Below you will find a set of lines. Repeat them all exactly.
━━━ Task material
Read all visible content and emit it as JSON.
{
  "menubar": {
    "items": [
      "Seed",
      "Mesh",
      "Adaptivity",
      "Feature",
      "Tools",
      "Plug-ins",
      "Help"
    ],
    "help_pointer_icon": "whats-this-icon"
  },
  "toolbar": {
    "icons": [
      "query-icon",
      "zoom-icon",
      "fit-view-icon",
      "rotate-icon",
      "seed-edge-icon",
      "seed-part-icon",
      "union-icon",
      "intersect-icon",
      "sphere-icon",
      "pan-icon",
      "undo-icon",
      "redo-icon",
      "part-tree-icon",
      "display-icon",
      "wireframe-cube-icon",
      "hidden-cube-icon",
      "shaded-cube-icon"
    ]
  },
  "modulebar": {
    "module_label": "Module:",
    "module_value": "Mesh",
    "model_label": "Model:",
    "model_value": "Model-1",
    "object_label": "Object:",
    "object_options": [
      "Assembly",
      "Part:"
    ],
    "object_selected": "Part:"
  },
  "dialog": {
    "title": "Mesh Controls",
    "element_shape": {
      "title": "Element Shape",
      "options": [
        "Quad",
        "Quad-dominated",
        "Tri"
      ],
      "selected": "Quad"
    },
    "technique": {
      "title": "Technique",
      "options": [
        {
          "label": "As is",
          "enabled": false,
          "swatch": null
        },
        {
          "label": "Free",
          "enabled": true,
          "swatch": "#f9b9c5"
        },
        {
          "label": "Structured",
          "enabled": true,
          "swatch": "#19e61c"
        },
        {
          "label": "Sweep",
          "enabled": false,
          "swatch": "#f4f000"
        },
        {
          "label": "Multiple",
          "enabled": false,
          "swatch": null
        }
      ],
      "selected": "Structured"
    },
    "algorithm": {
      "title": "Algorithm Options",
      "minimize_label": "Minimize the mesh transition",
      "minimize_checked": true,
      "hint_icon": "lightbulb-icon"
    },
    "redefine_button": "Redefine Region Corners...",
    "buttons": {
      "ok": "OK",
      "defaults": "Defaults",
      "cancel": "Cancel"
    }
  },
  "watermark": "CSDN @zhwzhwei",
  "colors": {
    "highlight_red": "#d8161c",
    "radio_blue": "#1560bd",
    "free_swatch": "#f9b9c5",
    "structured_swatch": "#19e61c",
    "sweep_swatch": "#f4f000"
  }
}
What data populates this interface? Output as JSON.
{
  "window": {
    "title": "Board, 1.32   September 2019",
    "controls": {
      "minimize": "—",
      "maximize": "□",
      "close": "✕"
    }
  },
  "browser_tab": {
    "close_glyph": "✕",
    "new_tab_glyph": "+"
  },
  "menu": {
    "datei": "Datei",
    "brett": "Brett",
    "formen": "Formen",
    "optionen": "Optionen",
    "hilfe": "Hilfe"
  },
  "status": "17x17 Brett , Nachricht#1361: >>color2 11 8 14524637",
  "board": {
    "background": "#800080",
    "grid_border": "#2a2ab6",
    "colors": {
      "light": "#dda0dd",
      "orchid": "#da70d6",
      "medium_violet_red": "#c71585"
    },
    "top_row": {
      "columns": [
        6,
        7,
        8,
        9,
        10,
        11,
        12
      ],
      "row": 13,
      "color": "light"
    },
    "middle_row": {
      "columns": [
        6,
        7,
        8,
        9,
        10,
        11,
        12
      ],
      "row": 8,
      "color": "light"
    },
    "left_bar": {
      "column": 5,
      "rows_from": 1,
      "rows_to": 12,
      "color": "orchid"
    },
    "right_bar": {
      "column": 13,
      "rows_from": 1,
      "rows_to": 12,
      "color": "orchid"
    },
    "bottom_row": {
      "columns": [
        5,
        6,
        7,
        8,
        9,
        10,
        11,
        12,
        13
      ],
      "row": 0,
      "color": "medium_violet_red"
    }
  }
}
━━━━━━
> [Task result]:
Read all visible content and emit it as JSON.
{
  "menubar": {
    "items": [
      "Seed",
      "Mesh",
      "Adaptivity",
      "Feature",
      "Tools",
      "Plug-ins",
      "Help"
    ],
    "help_pointer_icon": "whats-this-icon"
  },
  "toolbar": {
    "icons": [
      "query-icon",
      "zoom-icon",
      "fit-view-icon",
      "rotate-icon",
      "seed-edge-icon",
      "seed-part-icon",
      "union-icon",
      "intersect-icon",
      "sphere-icon",
      "pan-icon",
      "undo-icon",
      "redo-icon",
      "part-tree-icon",
      "display-icon",
      "wireframe-cube-icon",
      "hidden-cube-icon",
      "shaded-cube-icon"
    ]
  },
  "modulebar": {
    "module_label": "Module:",
    "module_value": "Mesh",
    "model_label": "Model:",
    "model_value": "Model-1",
    "object_label": "Object:",
    "object_options": [
      "Assembly",
      "Part:"
    ],
    "object_selected": "Part:"
  },
  "dialog": {
    "title": "Mesh Controls",
    "element_shape": {
      "title": "Element Shape",
      "options": [
        "Quad",
        "Quad-dominated",
        "Tri"
      ],
      "selected": "Quad"
    },
    "technique": {
      "title": "Technique",
      "options": [
        {
          "label": "As is",
          "enabled": false,
          "swatch": null
        },
        {
          "label": "Free",
          "enabled": true,
          "swatch": "#f9b9c5"
        },
        {
          "label": "Structured",
          "enabled": true,
          "swatch": "#19e61c"
        },
        {
          "label": "Sweep",
          "enabled": false,
          "swatch": "#f4f000"
        },
        {
          "label": "Multiple",
          "enabled": false,
          "swatch": null
        }
      ],
      "selected": "Structured"
    },
    "algorithm": {
      "title": "Algorithm Options",
      "minimize_label": "Minimize the mesh transition",
      "minimize_checked": true,
      "hint_icon": "lightbulb-icon"
    },
    "redefine_button": "Redefine Region Corners...",
    "buttons": {
      "ok": "OK",
      "defaults": "Defaults",
      "cancel": "Cancel"
    }
  },
  "watermark": "CSDN @zhwzhwei",
  "colors": {
    "highlight_red": "#d8161c",
    "radio_blue": "#1560bd",
    "free_swatch": "#f9b9c5",
    "structured_swatch": "#19e61c",
    "sweep_swatch": "#f4f000"
  }
}
What data populates this interface? Output as JSON.
{
  "window": {
    "title": "Board, 1.32   September 2019",
    "controls": {
      "minimize": "—",
      "maximize": "□",
      "close": "✕"
    }
  },
  "browser_tab": {
    "close_glyph": "✕",
    "new_tab_glyph": "+"
  },
  "menu": {
    "datei": "Datei",
    "brett": "Brett",
    "formen": "Formen",
    "optionen": "Optionen",
    "hilfe": "Hilfe"
  },
  "status": "17x17 Brett , Nachricht#1361: >>color2 11 8 14524637",
  "board": {
    "background": "#800080",
    "grid_border": "#2a2ab6",
    "colors": {
      "light": "#dda0dd",
      "orchid": "#da70d6",
      "medium_violet_red": "#c71585"
    },
    "top_row": {
      "columns": [
        6,
        7,
        8,
        9,
        10,
        11,
        12
      ],
      "row": 13,
      "color": "light"
    },
    "middle_row": {
      "columns": [
        6,
        7,
        8,
        9,
        10,
        11,
        12
      ],
      "row": 8,
      "color": "light"
    },
    "left_bar": {
      "column": 5,
      "rows_from": 1,
      "rows_to": 12,
      "color": "orchid"
    },
    "right_bar": {
      "column": 13,
      "rows_from": 1,
      "rows_to": 12,
      "color": "orchid"
    },
    "bottom_row": {
      "columns": [
        5,
        6,
        7,
        8,
        9,
        10,
        11,
        12,
        13
      ],
      "row": 0,
      "color": "medium_violet_red"
    }
  }
}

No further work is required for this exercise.